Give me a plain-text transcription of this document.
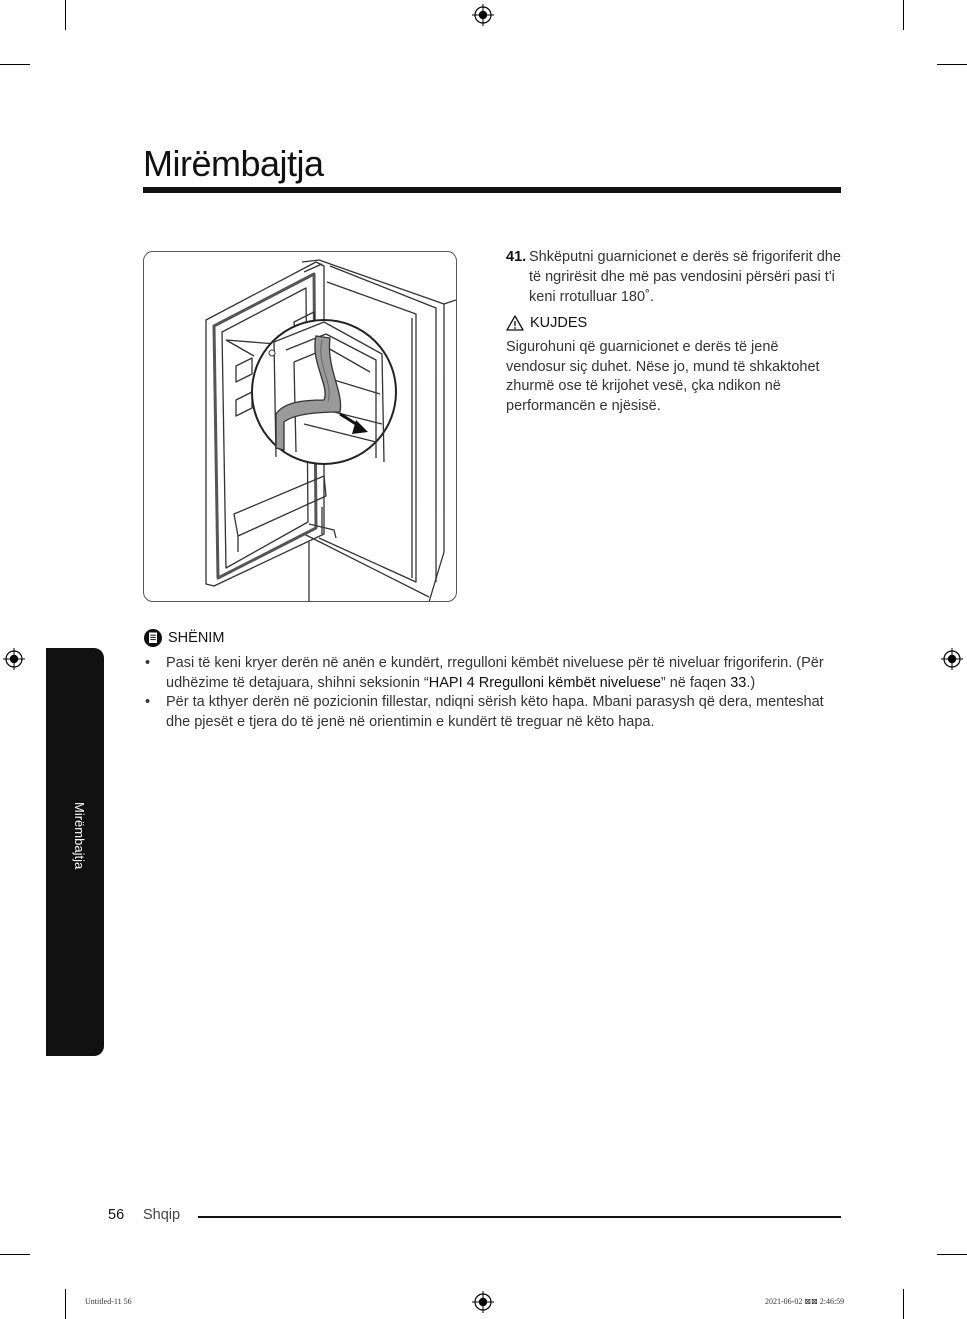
Mirëmbajtja
41. Shkëputni guarnicionet e derës së frigoriferit dhe të ngrirësit dhe më pas vendosini përsëri pasi t'i keni rrotulluar 180˚.
KUJDES
Sigurohuni që guarnicionet e derës të jenë vendosur siç duhet. Nëse jo, mund të shkaktohet zhurmë ose të krijohet vesë, çka ndikon në performancën e njësisë.
SHËNIM
• Pasi të keni kryer derën në anën e kundërt, rregulloni këmbët niveluese për të niveluar frigoriferin. (Për udhëzime të detajuara, shihni seksionin “HAPI 4 Rregulloni këmbët niveluese” në faqen 33.)
• Për ta kthyer derën në pozicionin fillestar, ndiqni sërish këto hapa. Mbani parasysh që dera, menteshat dhe pjesët e tjera do të jenë në orientimin e kundërt të treguar në këto hapa.
Mirëmbajtja
56 Shqip
Untitled-11 56	2021-06-02 ⊠⊠ 2:46:59
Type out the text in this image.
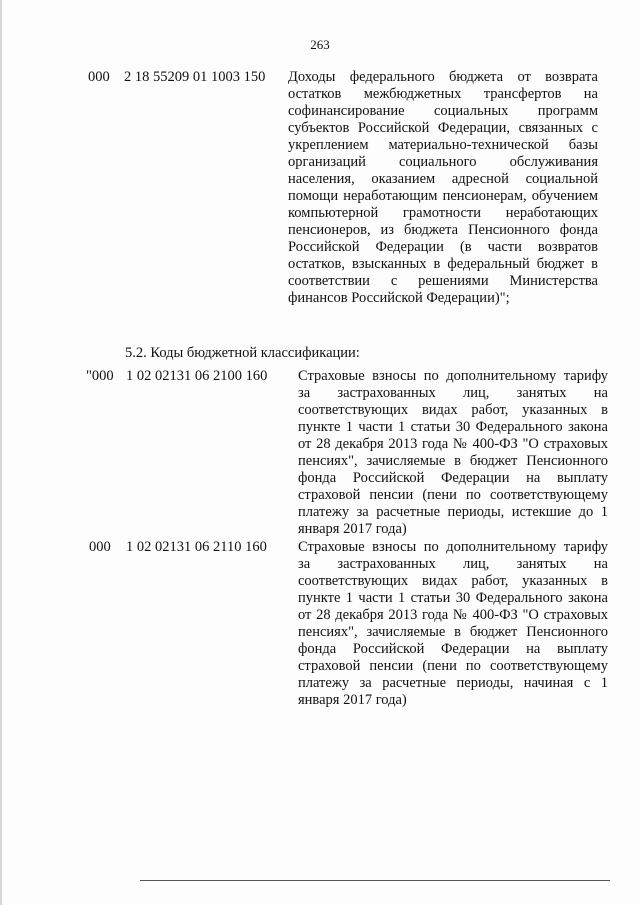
263
000 2 18 55209 01 1003 150 Доходы федерального бюджета от возврата остатков межбюджетных трансфертов на софинансирование социальных программ субъектов Российской Федерации, связанных с укреплением материально-технической базы организаций социального обслуживания населения, оказанием адресной социальной помощи неработающим пенсионерам, обучением компьютерной грамотности неработающих пенсионеров, из бюджета Пенсионного фонда Российской Федерации (в части возвратов остатков, взысканных в федеральный бюджет в соответствии с решениями Министерства финансов Российской Федерации)";
5.2. Коды бюджетной классификации:
"000 1 02 02131 06 2100 160 Страховые взносы по дополнительному тарифу за застрахованных лиц, занятых на соответствующих видах работ, указанных в пункте 1 части 1 статьи 30 Федерального закона от 28 декабря 2013 года № 400-ФЗ "О страховых пенсиях", зачисляемые в бюджет Пенсионного фонда Российской Федерации на выплату страховой пенсии (пени по соответствующему платежу за расчетные периоды, истекшие до 1 января 2017 года)
000 1 02 02131 06 2110 160 Страховые взносы по дополнительному тарифу за застрахованных лиц, занятых на соответствующих видах работ, указанных в пункте 1 части 1 статьи 30 Федерального закона от 28 декабря 2013 года № 400-ФЗ "О страховых пенсиях", зачисляемые в бюджет Пенсионного фонда Российской Федерации на выплату страховой пенсии (пени по соответствующему платежу за расчетные периоды, начиная с 1 января 2017 года)
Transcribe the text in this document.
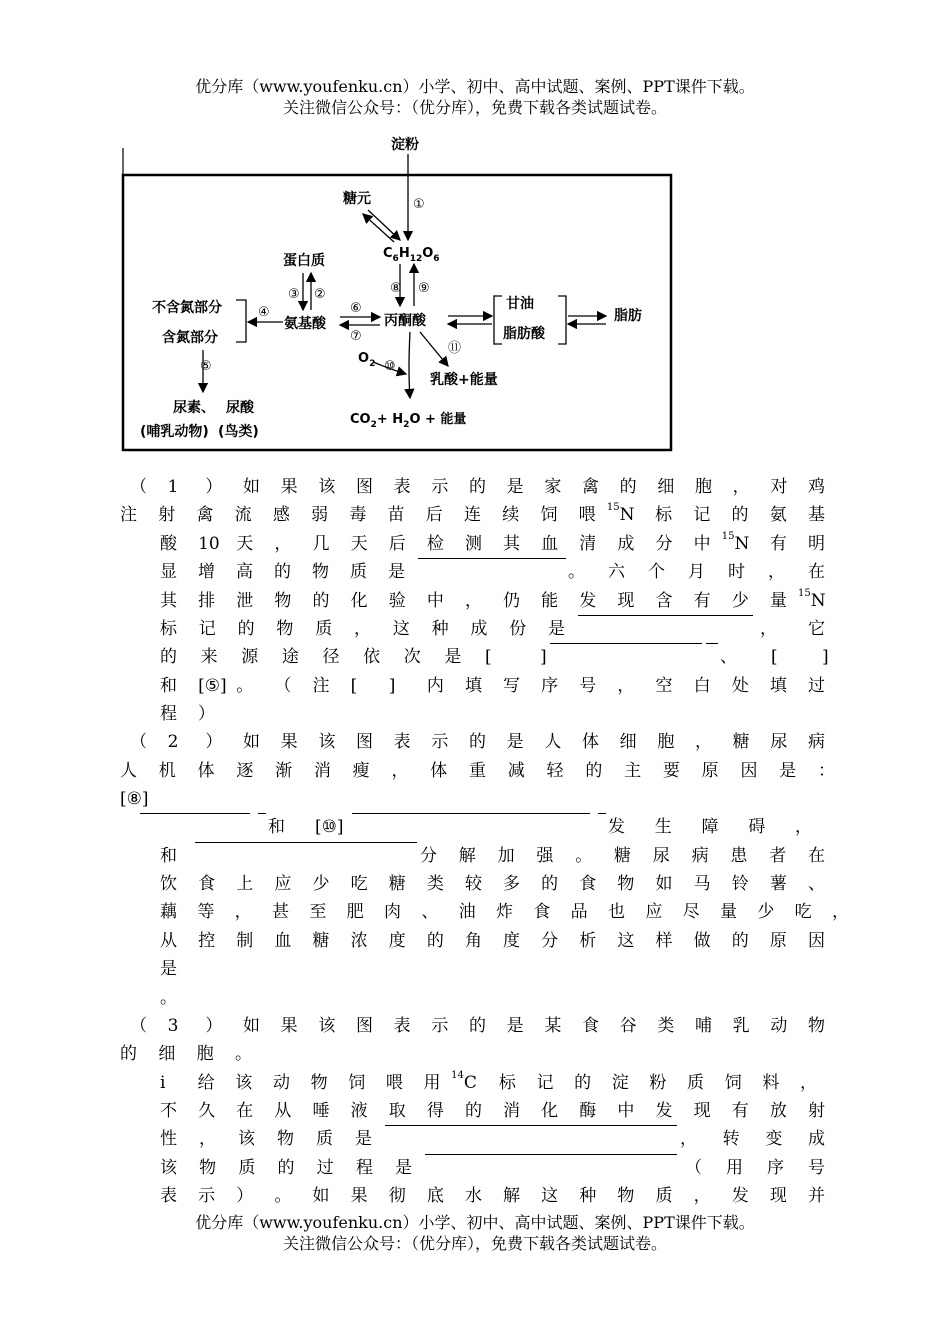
优分库（www.youfenku.cn）小学、初中、高中试题、案例、PPT课件下载。
关注微信公众号：（优分库），免费下载各类试题试卷。
淀粉
糖元
$C_6H_{12}O_6$
蛋白质
氨基酸	丙酮酸
甘油
脂肪酸
脂肪
不含氮部分
含氮部分
尿素、 尿酸
(哺乳动物) (鸟类)
$O_2$
乳酸+能量
$CO_2+ H_2O$ + 能量
①
②
③
④
⑤
⑥
⑦
⑧ ⑨
⑩
⑪
（ 1 ） 如 果 该 图 表 示 的 是 家 禽 的 细 胞 ， 对 鸡
注 射 禽 流 感 弱 毒 苗 后 连 续 饲 喂 15N 标 记 的 氨 基
酸 10 天 ， 几 天 后 检 测 其 血 清 成 分 中 15N 有 明
显 增 高 的 物 质 是	。 六 个 月 时 ， 在
其 排 泄 物 的 化 验 中 ， 仍 能 发 现 含 有 少 量 15N
标 记 的 物 质 ， 这 种 成 份 是	， 它
的 来 源 途 径 依 次 是 [	]	、 [	]
和 [⑤] 。 （ 注 [ ] 内 填 写 序 号 ， 空 白 处 填 过
程 ）
（ 2 ） 如 果 该 图 表 示 的 是 人 体 细 胞 ， 糖 尿 病
人 机 体 逐 渐 消 瘦 ， 体 重 减 轻 的 主 要 原 因 是 ：
[⑧]
和 [⑩]	发 生 障 碍 ，
和	分 解 加 强 。 糖 尿 病 患 者 在
饮 食 上 应 少 吃 糖 类 较 多 的 食 物 如 马 铃 薯 、
藕 等 ， 甚 至 肥 肉 、 油 炸 食 品 也 应 尽 量 少 吃 ，
从 控 制 血 糖 浓 度 的 角 度 分 析 这 样 做 的 原 因
是
。
（ 3 ） 如 果 该 图 表 示 的 是 某 食 谷 类 哺 乳 动 物
的 细 胞 。
i 给 该 动 物 饲 喂 用 14C 标 记 的 淀 粉 质 饲 料 ，
不 久 在 从 唾 液 取 得 的 消 化 酶 中 发 现 有 放 射
性 ， 该 物 质 是	， 转 变 成
该 物 质 的 过 程 是	（ 用 序 号
表 示 ） 。 如 果 彻 底 水 解 这 种 物 质 ， 发 现 并
优分库（www.youfenku.cn）小学、初中、高中试题、案例、PPT课件下载。
关注微信公众号：（优分库），免费下载各类试题试卷。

··········

● **WORK TO BE COMPLETED**: Starting at the line that contains "Transcribe the text in this document.", please write out every line to the end of the entries, inclusive, copied exactly and with pictures omitted.

● **RESPONSE TO THIS EXERCISE**:
Transcribe the text in this document.
优分库（www.youfenku.cn）小学、初中、高中试题、案例、PPT课件下载。
关注微信公众号：（优分库），免费下载各类试题试卷。
淀粉
糖元
$C_6H_{12}O_6$
蛋白质
氨基酸	丙酮酸
甘油
脂肪酸
脂肪
不含氮部分
含氮部分
尿素、 尿酸
(哺乳动物) (鸟类)
$O_2$
乳酸+能量
$CO_2+ H_2O$ + 能量
①
②
③
④
⑤
⑥
⑦
⑧ ⑨
⑩
⑪
（ 1 ） 如 果 该 图 表 示 的 是 家 禽 的 细 胞 ， 对 鸡
注 射 禽 流 感 弱 毒 苗 后 连 续 饲 喂 15N 标 记 的 氨 基
酸 10 天 ， 几 天 后 检 测 其 血 清 成 分 中 15N 有 明
显 增 高 的 物 质 是	。 六 个 月 时 ， 在
其 排 泄 物 的 化 验 中 ， 仍 能 发 现 含 有 少 量 15N
标 记 的 物 质 ， 这 种 成 份 是	， 它
的 来 源 途 径 依 次 是 [	]	、 [	]
和 [⑤] 。 （ 注 [ ] 内 填 写 序 号 ， 空 白 处 填 过
程 ）
（ 2 ） 如 果 该 图 表 示 的 是 人 体 细 胞 ， 糖 尿 病
人 机 体 逐 渐 消 瘦 ， 体 重 减 轻 的 主 要 原 因 是 ：
[⑧]
和 [⑩]	发 生 障 碍 ，
和	分 解 加 强 。 糖 尿 病 患 者 在
饮 食 上 应 少 吃 糖 类 较 多 的 食 物 如 马 铃 薯 、
藕 等 ， 甚 至 肥 肉 、 油 炸 食 品 也 应 尽 量 少 吃 ，
从 控 制 血 糖 浓 度 的 角 度 分 析 这 样 做 的 原 因
是
。
（ 3 ） 如 果 该 图 表 示 的 是 某 食 谷 类 哺 乳 动 物
的 细 胞 。
i 给 该 动 物 饲 喂 用 14C 标 记 的 淀 粉 质 饲 料 ，
不 久 在 从 唾 液 取 得 的 消 化 酶 中 发 现 有 放 射
性 ， 该 物 质 是	， 转 变 成
该 物 质 的 过 程 是	（ 用 序 号
表 示 ） 。 如 果 彻 底 水 解 这 种 物 质 ， 发 现 并
优分库（www.youfenku.cn）小学、初中、高中试题、案例、PPT课件下载。
关注微信公众号：（优分库），免费下载各类试题试卷。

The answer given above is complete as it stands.